» TO DO
Print the entries verbatim, leaving out the images they contain.

####################

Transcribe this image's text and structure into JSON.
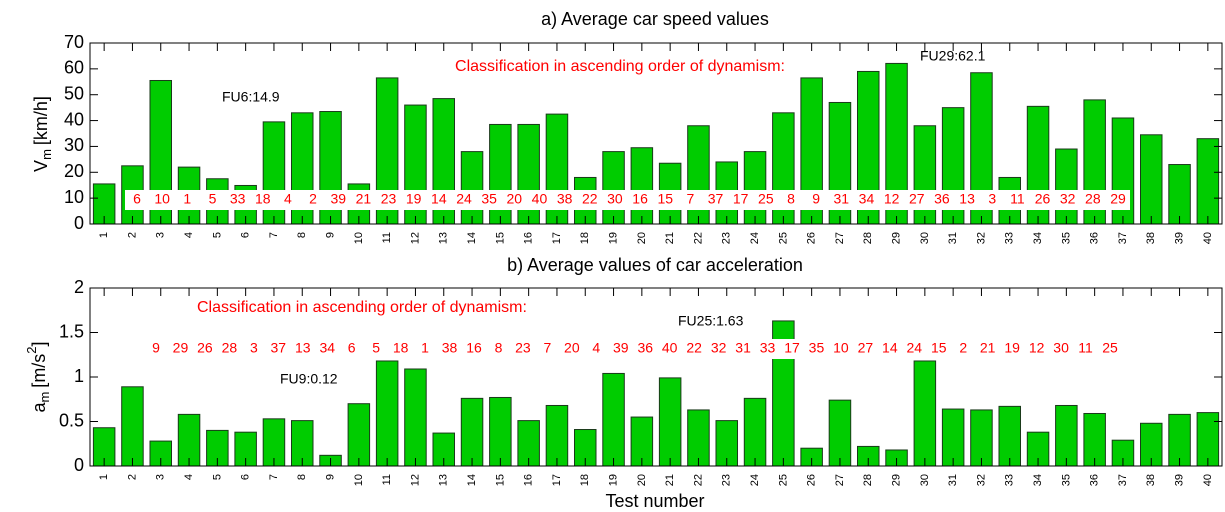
{
  "chart_data": [
    {
      "type": "bar",
      "title": "a) Average car speed values",
      "ylabel": [
        "V",
        "m",
        "[km/h]"
      ],
      "categories": [
        "1",
        "2",
        "3",
        "4",
        "5",
        "6",
        "7",
        "8",
        "9",
        "10",
        "11",
        "12",
        "13",
        "14",
        "15",
        "16",
        "17",
        "18",
        "19",
        "20",
        "21",
        "22",
        "23",
        "24",
        "25",
        "26",
        "27",
        "28",
        "29",
        "30",
        "31",
        "32",
        "33",
        "34",
        "35",
        "36",
        "37",
        "38",
        "39",
        "40"
      ],
      "values": [
        15.5,
        22.5,
        55.5,
        22,
        17.5,
        14.9,
        39.5,
        43,
        43.5,
        15.5,
        56.5,
        46,
        48.5,
        28,
        38.5,
        38.5,
        42.5,
        18,
        28,
        29.5,
        23.5,
        38,
        24,
        28,
        43,
        56.5,
        47,
        59,
        62.1,
        38,
        45,
        58.5,
        18,
        45.5,
        29,
        48,
        41,
        34.5,
        23,
        33
      ],
      "color": "#00cc00",
      "ylim": [
        0,
        70
      ],
      "yticks": [
        0,
        10,
        20,
        30,
        40,
        50,
        60,
        70
      ],
      "heading": "Classification in ascending order of dynamism:",
      "heading_color": "#ff0000",
      "ranking": [
        6,
        10,
        1,
        5,
        33,
        18,
        4,
        2,
        39,
        21,
        23,
        19,
        14,
        24,
        35,
        20,
        40,
        38,
        22,
        30,
        16,
        15,
        7,
        37,
        17,
        25,
        8,
        9,
        31,
        34,
        12,
        27,
        36,
        13,
        3,
        11,
        26,
        32,
        28,
        29
      ],
      "annotations": [
        "FU6:14.9",
        "FU29:62.1"
      ]
    },
    {
      "type": "bar",
      "title": "b) Average values of car acceleration",
      "ylabel": [
        "a",
        "m",
        "[m/s",
        "2",
        "]"
      ],
      "xlabel": "Test number",
      "categories": [
        "1",
        "2",
        "3",
        "4",
        "5",
        "6",
        "7",
        "8",
        "9",
        "10",
        "11",
        "12",
        "13",
        "14",
        "15",
        "16",
        "17",
        "18",
        "19",
        "20",
        "21",
        "22",
        "23",
        "24",
        "25",
        "26",
        "27",
        "28",
        "29",
        "30",
        "31",
        "32",
        "33",
        "34",
        "35",
        "36",
        "37",
        "38",
        "39",
        "40"
      ],
      "values": [
        0.43,
        0.89,
        0.28,
        0.58,
        0.4,
        0.38,
        0.53,
        0.51,
        0.12,
        0.7,
        1.18,
        1.09,
        0.37,
        0.76,
        0.77,
        0.51,
        0.68,
        0.41,
        1.04,
        0.55,
        0.99,
        0.63,
        0.51,
        0.76,
        1.63,
        0.2,
        0.74,
        0.22,
        0.18,
        1.18,
        0.64,
        0.63,
        0.67,
        0.38,
        0.68,
        0.59,
        0.29,
        0.48,
        0.58,
        0.6
      ],
      "color": "#00cc00",
      "ylim": [
        0,
        2
      ],
      "yticks": [
        0,
        0.5,
        1,
        1.5,
        2
      ],
      "heading": "Classification in ascending order of dynamism:",
      "heading_color": "#ff0000",
      "ranking": [
        9,
        29,
        26,
        28,
        3,
        37,
        13,
        34,
        6,
        5,
        18,
        1,
        38,
        16,
        8,
        23,
        7,
        20,
        4,
        39,
        36,
        40,
        22,
        32,
        31,
        33,
        17,
        35,
        10,
        27,
        14,
        24,
        15,
        2,
        21,
        19,
        12,
        30,
        11,
        25
      ],
      "annotations": [
        "FU25:1.63",
        "FU9:0.12"
      ]
    }
  ]
}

####################

» FULL OUTPUT
Transcribe this image's text and structure into JSON.
{
  "chart_data": [
    {
      "type": "bar",
      "title": "a) Average car speed values",
      "ylabel": [
        "V",
        "m",
        "[km/h]"
      ],
      "categories": [
        "1",
        "2",
        "3",
        "4",
        "5",
        "6",
        "7",
        "8",
        "9",
        "10",
        "11",
        "12",
        "13",
        "14",
        "15",
        "16",
        "17",
        "18",
        "19",
        "20",
        "21",
        "22",
        "23",
        "24",
        "25",
        "26",
        "27",
        "28",
        "29",
        "30",
        "31",
        "32",
        "33",
        "34",
        "35",
        "36",
        "37",
        "38",
        "39",
        "40"
      ],
      "values": [
        15.5,
        22.5,
        55.5,
        22,
        17.5,
        14.9,
        39.5,
        43,
        43.5,
        15.5,
        56.5,
        46,
        48.5,
        28,
        38.5,
        38.5,
        42.5,
        18,
        28,
        29.5,
        23.5,
        38,
        24,
        28,
        43,
        56.5,
        47,
        59,
        62.1,
        38,
        45,
        58.5,
        18,
        45.5,
        29,
        48,
        41,
        34.5,
        23,
        33
      ],
      "color": "#00cc00",
      "ylim": [
        0,
        70
      ],
      "yticks": [
        0,
        10,
        20,
        30,
        40,
        50,
        60,
        70
      ],
      "heading": "Classification in ascending order of dynamism:",
      "heading_color": "#ff0000",
      "ranking": [
        6,
        10,
        1,
        5,
        33,
        18,
        4,
        2,
        39,
        21,
        23,
        19,
        14,
        24,
        35,
        20,
        40,
        38,
        22,
        30,
        16,
        15,
        7,
        37,
        17,
        25,
        8,
        9,
        31,
        34,
        12,
        27,
        36,
        13,
        3,
        11,
        26,
        32,
        28,
        29
      ],
      "annotations": [
        "FU6:14.9",
        "FU29:62.1"
      ]
    },
    {
      "type": "bar",
      "title": "b) Average values of car acceleration",
      "ylabel": [
        "a",
        "m",
        "[m/s",
        "2",
        "]"
      ],
      "xlabel": "Test number",
      "categories": [
        "1",
        "2",
        "3",
        "4",
        "5",
        "6",
        "7",
        "8",
        "9",
        "10",
        "11",
        "12",
        "13",
        "14",
        "15",
        "16",
        "17",
        "18",
        "19",
        "20",
        "21",
        "22",
        "23",
        "24",
        "25",
        "26",
        "27",
        "28",
        "29",
        "30",
        "31",
        "32",
        "33",
        "34",
        "35",
        "36",
        "37",
        "38",
        "39",
        "40"
      ],
      "values": [
        0.43,
        0.89,
        0.28,
        0.58,
        0.4,
        0.38,
        0.53,
        0.51,
        0.12,
        0.7,
        1.18,
        1.09,
        0.37,
        0.76,
        0.77,
        0.51,
        0.68,
        0.41,
        1.04,
        0.55,
        0.99,
        0.63,
        0.51,
        0.76,
        1.63,
        0.2,
        0.74,
        0.22,
        0.18,
        1.18,
        0.64,
        0.63,
        0.67,
        0.38,
        0.68,
        0.59,
        0.29,
        0.48,
        0.58,
        0.6
      ],
      "color": "#00cc00",
      "ylim": [
        0,
        2
      ],
      "yticks": [
        0,
        0.5,
        1,
        1.5,
        2
      ],
      "heading": "Classification in ascending order of dynamism:",
      "heading_color": "#ff0000",
      "ranking": [
        9,
        29,
        26,
        28,
        3,
        37,
        13,
        34,
        6,
        5,
        18,
        1,
        38,
        16,
        8,
        23,
        7,
        20,
        4,
        39,
        36,
        40,
        22,
        32,
        31,
        33,
        17,
        35,
        10,
        27,
        14,
        24,
        15,
        2,
        21,
        19,
        12,
        30,
        11,
        25
      ],
      "annotations": [
        "FU25:1.63",
        "FU9:0.12"
      ]
    }
  ]
}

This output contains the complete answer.